_DOCUMENT SEGMENT_
______________________________
Now flip it: someone hands you a $107.99 total that already includes a 7.25% rate, and you need the pre-tax amount for your books. Divide, don't subtract:

  • Pre-tax amount: $107.99 ÷ 1.0725 = $100.69
  • Sales tax: $107.99 − $100.69 = $7.30

Notice the tax isn't 7.25% of $107.99 (that would overstate it at $7.83) — it's 7.25% of the pre-tax $100.69, which is exactly $7.30 within rounding. That gap is the whole reason remove mode exists as its own calculation instead of a quick mental shortcut.

How to interpret your result

The number you actually want depends on why you're calculating. Quoting a client or pricing a product: use add mode and the total is what you charge. Reconciling a receipt, extracting tax paid from a lump-sum reimbursement, or figuring out how much of a marketplace payout was tax you collected on someone's behalf: use remove mode and the pre-tax amount is your real revenue figure, not the total.

Whatever rate you enter is doing all the work, and getting it wrong by even a fraction of a point compounds across every transaction you run through it. The safest source is the rate your point-of-sale system or payment processor already calculates for a specific address, since combined rates are set at the jurisdiction level and can differ between two addresses a few blocks apart — same city, different total. Treat the 8.25% default here as a placeholder, not a rate for your business.
______________________________
[Collected data entries]
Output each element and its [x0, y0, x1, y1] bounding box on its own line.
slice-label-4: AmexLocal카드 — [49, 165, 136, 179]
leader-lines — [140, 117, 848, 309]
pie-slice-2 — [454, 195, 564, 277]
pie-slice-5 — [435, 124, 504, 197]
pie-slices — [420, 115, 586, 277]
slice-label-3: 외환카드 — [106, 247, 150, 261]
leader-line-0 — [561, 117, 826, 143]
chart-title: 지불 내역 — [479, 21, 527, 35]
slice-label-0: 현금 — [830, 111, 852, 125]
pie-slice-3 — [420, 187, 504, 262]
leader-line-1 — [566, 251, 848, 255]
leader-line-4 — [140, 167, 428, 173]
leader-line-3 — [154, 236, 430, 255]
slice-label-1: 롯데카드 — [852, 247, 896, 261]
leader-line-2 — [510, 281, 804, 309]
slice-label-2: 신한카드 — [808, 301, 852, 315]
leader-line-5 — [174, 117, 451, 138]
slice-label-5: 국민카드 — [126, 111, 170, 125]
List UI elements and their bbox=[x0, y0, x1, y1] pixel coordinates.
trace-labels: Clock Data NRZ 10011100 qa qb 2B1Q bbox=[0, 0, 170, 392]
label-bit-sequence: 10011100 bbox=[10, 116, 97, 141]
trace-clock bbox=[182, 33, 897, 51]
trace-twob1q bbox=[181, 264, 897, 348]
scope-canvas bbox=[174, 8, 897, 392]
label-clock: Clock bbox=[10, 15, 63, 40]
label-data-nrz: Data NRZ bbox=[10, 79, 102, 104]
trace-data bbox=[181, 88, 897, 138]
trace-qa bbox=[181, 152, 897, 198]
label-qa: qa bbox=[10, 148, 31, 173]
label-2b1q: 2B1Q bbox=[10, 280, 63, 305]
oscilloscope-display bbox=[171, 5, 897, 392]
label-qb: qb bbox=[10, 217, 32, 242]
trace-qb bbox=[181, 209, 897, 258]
______________________________
_WORK INSTRUCTION 1_
In the sales tax passage, what default rate is the reader told to treat as a placeholder rather than a rate for their business?
_WORK INSTRUCTION 2_
Reproduce the sales tax passage word for word from "Whatever rate you" to "for your business.".

_ANSWER AREA 1_
8.25%

_ANSWER AREA 2_
Whatever rate you enter is doing all the work, and getting it wrong by even a fraction of a point compounds across every transaction you run through it. The safest source is the rate your point-of-sale system or payment processor already calculates for a specific address, since combined rates are set at the jurisdiction level and can differ between two addresses a few blocks apart — same city, different total. Treat the 8.25% default here as a placeholder, not a rate for your business.